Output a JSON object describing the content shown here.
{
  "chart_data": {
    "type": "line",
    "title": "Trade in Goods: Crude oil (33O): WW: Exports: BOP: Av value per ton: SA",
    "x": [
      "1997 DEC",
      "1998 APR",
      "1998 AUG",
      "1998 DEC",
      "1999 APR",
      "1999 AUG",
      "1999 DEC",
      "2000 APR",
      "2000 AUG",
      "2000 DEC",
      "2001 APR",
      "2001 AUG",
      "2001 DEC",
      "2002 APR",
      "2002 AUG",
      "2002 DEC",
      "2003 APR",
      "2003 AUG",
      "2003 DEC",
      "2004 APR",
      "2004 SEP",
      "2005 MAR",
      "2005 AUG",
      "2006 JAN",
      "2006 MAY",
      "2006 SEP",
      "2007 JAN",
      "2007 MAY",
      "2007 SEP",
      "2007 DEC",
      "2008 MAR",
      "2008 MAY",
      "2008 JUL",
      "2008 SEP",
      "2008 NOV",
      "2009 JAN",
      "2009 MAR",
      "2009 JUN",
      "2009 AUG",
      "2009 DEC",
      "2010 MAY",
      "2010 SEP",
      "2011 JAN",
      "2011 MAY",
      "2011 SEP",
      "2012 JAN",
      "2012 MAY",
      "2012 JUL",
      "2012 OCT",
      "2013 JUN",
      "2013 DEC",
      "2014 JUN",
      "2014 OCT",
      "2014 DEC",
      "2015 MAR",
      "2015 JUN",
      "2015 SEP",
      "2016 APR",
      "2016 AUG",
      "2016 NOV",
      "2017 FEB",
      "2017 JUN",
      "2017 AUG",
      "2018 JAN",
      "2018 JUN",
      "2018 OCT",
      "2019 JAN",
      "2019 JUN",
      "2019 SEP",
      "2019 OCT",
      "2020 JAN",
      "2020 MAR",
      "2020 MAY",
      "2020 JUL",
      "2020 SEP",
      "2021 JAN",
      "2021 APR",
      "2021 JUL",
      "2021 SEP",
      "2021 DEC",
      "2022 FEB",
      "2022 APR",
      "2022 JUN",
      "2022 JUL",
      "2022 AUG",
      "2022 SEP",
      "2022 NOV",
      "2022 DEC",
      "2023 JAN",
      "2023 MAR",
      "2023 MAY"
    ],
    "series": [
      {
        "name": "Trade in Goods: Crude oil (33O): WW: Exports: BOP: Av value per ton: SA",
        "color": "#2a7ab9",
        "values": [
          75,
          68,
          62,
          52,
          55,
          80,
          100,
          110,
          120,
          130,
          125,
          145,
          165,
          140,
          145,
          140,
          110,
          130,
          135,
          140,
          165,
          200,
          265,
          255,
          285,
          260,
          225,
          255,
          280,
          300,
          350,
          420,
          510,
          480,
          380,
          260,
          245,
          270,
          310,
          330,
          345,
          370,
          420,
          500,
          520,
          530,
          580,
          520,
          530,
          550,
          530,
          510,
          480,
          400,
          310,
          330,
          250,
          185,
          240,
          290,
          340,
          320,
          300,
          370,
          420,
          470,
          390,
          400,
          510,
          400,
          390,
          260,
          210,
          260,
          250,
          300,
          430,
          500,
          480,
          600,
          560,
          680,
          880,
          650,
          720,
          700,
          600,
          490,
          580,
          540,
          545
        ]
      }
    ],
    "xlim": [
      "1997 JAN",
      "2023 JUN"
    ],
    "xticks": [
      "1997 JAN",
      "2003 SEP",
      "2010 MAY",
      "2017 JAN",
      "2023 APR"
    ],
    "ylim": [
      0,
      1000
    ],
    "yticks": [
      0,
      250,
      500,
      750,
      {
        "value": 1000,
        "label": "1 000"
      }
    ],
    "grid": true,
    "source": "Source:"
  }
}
___
** PROBLEM DETAILS **
Reply with only the number of lines in the entries that contain the word "Exports".

** ANSWER TO THE TASK **
2